Identify each line containing the word "image" and copy it.

------ Records

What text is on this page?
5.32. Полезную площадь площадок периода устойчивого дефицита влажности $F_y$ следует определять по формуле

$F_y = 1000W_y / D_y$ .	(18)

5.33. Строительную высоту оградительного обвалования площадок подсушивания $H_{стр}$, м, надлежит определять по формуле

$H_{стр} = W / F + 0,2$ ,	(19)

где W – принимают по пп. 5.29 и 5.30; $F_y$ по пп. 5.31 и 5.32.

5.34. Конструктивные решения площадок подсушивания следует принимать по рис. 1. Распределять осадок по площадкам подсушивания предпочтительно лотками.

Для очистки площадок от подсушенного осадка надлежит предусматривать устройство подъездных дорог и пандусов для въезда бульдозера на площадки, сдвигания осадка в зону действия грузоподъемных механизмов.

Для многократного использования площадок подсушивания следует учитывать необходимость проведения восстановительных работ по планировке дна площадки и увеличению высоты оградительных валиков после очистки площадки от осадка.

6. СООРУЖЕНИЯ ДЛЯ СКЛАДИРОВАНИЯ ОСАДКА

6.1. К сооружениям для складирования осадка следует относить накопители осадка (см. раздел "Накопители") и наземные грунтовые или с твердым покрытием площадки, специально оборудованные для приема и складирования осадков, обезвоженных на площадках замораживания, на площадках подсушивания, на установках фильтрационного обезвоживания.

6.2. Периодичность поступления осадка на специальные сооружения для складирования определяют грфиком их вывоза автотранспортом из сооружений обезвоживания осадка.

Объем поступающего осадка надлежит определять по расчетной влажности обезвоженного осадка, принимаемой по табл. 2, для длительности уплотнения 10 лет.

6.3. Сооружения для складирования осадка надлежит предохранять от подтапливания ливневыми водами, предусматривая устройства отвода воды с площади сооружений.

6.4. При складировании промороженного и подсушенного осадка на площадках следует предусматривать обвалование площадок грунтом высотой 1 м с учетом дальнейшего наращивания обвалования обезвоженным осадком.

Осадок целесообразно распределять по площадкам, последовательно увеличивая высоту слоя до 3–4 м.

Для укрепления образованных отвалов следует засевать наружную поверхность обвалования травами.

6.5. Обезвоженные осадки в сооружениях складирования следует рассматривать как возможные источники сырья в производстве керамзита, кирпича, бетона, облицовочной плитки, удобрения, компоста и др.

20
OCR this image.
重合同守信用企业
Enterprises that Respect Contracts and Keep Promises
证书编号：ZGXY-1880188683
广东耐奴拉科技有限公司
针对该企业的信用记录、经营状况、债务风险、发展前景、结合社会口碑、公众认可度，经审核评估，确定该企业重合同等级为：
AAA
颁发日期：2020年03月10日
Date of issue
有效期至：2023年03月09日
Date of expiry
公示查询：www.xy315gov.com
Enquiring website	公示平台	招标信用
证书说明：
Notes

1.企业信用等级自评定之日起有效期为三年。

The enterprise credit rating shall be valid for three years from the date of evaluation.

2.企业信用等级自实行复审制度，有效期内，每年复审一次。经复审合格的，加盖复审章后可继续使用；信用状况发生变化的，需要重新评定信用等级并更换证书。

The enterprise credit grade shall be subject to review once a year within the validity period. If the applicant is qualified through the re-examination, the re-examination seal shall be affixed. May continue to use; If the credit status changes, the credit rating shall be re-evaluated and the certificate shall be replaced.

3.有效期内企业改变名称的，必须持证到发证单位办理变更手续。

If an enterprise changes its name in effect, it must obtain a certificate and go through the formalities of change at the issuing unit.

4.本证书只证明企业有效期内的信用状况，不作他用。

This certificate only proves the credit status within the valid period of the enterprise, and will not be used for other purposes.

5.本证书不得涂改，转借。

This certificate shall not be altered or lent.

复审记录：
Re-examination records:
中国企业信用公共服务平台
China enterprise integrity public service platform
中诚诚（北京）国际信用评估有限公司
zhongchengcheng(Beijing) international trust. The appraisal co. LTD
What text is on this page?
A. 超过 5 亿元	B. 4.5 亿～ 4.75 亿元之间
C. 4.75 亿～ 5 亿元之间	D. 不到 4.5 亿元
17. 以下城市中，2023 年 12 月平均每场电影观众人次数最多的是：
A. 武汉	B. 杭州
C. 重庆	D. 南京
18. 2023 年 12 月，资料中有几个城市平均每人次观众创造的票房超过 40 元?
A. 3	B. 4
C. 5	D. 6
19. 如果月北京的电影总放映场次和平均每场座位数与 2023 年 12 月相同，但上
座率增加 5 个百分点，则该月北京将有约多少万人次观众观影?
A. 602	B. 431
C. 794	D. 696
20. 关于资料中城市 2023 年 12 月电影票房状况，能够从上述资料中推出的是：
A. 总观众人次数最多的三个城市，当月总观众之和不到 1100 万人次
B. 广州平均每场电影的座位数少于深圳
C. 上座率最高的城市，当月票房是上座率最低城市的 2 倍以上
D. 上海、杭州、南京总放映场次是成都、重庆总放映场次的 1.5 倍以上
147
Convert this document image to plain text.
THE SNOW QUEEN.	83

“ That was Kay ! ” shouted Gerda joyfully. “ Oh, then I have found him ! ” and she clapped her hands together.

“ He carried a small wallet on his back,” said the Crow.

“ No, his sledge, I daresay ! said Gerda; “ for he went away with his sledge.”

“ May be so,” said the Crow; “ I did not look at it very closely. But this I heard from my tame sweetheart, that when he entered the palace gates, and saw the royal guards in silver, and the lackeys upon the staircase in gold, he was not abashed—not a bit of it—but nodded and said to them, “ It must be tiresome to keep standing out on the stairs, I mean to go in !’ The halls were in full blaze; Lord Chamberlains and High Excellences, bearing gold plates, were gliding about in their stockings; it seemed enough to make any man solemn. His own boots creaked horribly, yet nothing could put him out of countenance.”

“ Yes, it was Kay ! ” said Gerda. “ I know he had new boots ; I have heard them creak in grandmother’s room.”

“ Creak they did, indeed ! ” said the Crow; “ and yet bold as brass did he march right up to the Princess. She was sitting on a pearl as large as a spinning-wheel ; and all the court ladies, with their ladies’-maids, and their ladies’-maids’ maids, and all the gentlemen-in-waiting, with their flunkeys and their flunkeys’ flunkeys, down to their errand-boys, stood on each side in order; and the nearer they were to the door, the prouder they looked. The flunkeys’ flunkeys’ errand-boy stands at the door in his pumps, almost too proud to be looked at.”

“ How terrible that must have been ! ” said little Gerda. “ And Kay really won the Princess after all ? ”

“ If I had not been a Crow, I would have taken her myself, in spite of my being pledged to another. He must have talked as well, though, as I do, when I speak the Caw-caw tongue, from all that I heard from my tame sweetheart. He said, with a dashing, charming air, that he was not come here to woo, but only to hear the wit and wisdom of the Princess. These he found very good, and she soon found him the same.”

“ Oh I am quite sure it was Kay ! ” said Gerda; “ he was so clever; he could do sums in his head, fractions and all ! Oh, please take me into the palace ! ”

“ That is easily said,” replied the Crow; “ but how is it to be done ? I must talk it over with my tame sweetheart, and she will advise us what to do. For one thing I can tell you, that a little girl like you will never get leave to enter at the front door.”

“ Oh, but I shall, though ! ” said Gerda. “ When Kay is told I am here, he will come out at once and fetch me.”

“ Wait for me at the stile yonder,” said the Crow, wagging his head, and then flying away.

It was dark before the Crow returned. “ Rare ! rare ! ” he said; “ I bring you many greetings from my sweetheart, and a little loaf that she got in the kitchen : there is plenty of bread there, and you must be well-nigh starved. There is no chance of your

------------

Task result
OCR this image.
Convert this document image to plain text.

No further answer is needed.